#### Records for the task

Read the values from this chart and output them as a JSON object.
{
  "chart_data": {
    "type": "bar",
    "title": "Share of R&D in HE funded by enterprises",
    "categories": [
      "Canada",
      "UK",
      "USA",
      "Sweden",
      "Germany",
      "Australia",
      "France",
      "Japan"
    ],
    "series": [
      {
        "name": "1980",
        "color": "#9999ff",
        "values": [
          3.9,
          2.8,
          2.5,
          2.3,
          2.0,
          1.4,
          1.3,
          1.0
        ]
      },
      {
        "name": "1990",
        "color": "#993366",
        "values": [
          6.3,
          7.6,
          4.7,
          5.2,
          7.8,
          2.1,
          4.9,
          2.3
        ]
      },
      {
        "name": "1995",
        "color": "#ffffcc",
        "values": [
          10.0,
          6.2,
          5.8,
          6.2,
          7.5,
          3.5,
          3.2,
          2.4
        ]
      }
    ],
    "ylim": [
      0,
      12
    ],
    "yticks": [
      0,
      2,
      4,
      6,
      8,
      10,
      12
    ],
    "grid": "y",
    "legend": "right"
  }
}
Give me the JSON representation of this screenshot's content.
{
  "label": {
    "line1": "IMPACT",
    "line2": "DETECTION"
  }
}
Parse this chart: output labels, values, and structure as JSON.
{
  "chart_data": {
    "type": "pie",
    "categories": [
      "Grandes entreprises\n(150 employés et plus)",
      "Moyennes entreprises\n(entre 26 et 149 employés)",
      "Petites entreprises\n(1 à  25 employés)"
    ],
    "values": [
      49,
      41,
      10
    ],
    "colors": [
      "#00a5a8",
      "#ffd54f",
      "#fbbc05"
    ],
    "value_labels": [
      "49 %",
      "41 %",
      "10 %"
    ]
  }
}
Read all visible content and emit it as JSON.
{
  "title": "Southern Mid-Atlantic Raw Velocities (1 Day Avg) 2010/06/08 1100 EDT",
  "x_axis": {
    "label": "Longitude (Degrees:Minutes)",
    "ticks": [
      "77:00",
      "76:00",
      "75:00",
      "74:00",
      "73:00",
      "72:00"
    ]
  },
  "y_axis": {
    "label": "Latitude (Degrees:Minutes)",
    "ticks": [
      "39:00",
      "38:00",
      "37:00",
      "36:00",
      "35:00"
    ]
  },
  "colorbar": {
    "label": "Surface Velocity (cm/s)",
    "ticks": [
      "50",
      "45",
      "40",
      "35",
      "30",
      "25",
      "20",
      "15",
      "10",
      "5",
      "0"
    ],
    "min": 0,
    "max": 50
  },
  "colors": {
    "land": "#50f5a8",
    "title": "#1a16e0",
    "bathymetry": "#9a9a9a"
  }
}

########

◆ Aim of the task
Can you give every line above again, exactly as written?

◆ Exercise response
Read the values from this chart and output them as a JSON object.
{
  "chart_data": {
    "type": "bar",
    "title": "Share of R&D in HE funded by enterprises",
    "categories": [
      "Canada",
      "UK",
      "USA",
      "Sweden",
      "Germany",
      "Australia",
      "France",
      "Japan"
    ],
    "series": [
      {
        "name": "1980",
        "color": "#9999ff",
        "values": [
          3.9,
          2.8,
          2.5,
          2.3,
          2.0,
          1.4,
          1.3,
          1.0
        ]
      },
      {
        "name": "1990",
        "color": "#993366",
        "values": [
          6.3,
          7.6,
          4.7,
          5.2,
          7.8,
          2.1,
          4.9,
          2.3
        ]
      },
      {
        "name": "1995",
        "color": "#ffffcc",
        "values": [
          10.0,
          6.2,
          5.8,
          6.2,
          7.5,
          3.5,
          3.2,
          2.4
        ]
      }
    ],
    "ylim": [
      0,
      12
    ],
    "yticks": [
      0,
      2,
      4,
      6,
      8,
      10,
      12
    ],
    "grid": "y",
    "legend": "right"
  }
}
Give me the JSON representation of this screenshot's content.
{
  "label": {
    "line1": "IMPACT",
    "line2": "DETECTION"
  }
}
Parse this chart: output labels, values, and structure as JSON.
{
  "chart_data": {
    "type": "pie",
    "categories": [
      "Grandes entreprises\n(150 employés et plus)",
      "Moyennes entreprises\n(entre 26 et 149 employés)",
      "Petites entreprises\n(1 à  25 employés)"
    ],
    "values": [
      49,
      41,
      10
    ],
    "colors": [
      "#00a5a8",
      "#ffd54f",
      "#fbbc05"
    ],
    "value_labels": [
      "49 %",
      "41 %",
      "10 %"
    ]
  }
}
Read all visible content and emit it as JSON.
{
  "title": "Southern Mid-Atlantic Raw Velocities (1 Day Avg) 2010/06/08 1100 EDT",
  "x_axis": {
    "label": "Longitude (Degrees:Minutes)",
    "ticks": [
      "77:00",
      "76:00",
      "75:00",
      "74:00",
      "73:00",
      "72:00"
    ]
  },
  "y_axis": {
    "label": "Latitude (Degrees:Minutes)",
    "ticks": [
      "39:00",
      "38:00",
      "37:00",
      "36:00",
      "35:00"
    ]
  },
  "colorbar": {
    "label": "Surface Velocity (cm/s)",
    "ticks": [
      "50",
      "45",
      "40",
      "35",
      "30",
      "25",
      "20",
      "15",
      "10",
      "5",
      "0"
    ],
    "min": 0,
    "max": 50
  },
  "colors": {
    "land": "#50f5a8",
    "title": "#1a16e0",
    "bathymetry": "#9a9a9a"
  }
}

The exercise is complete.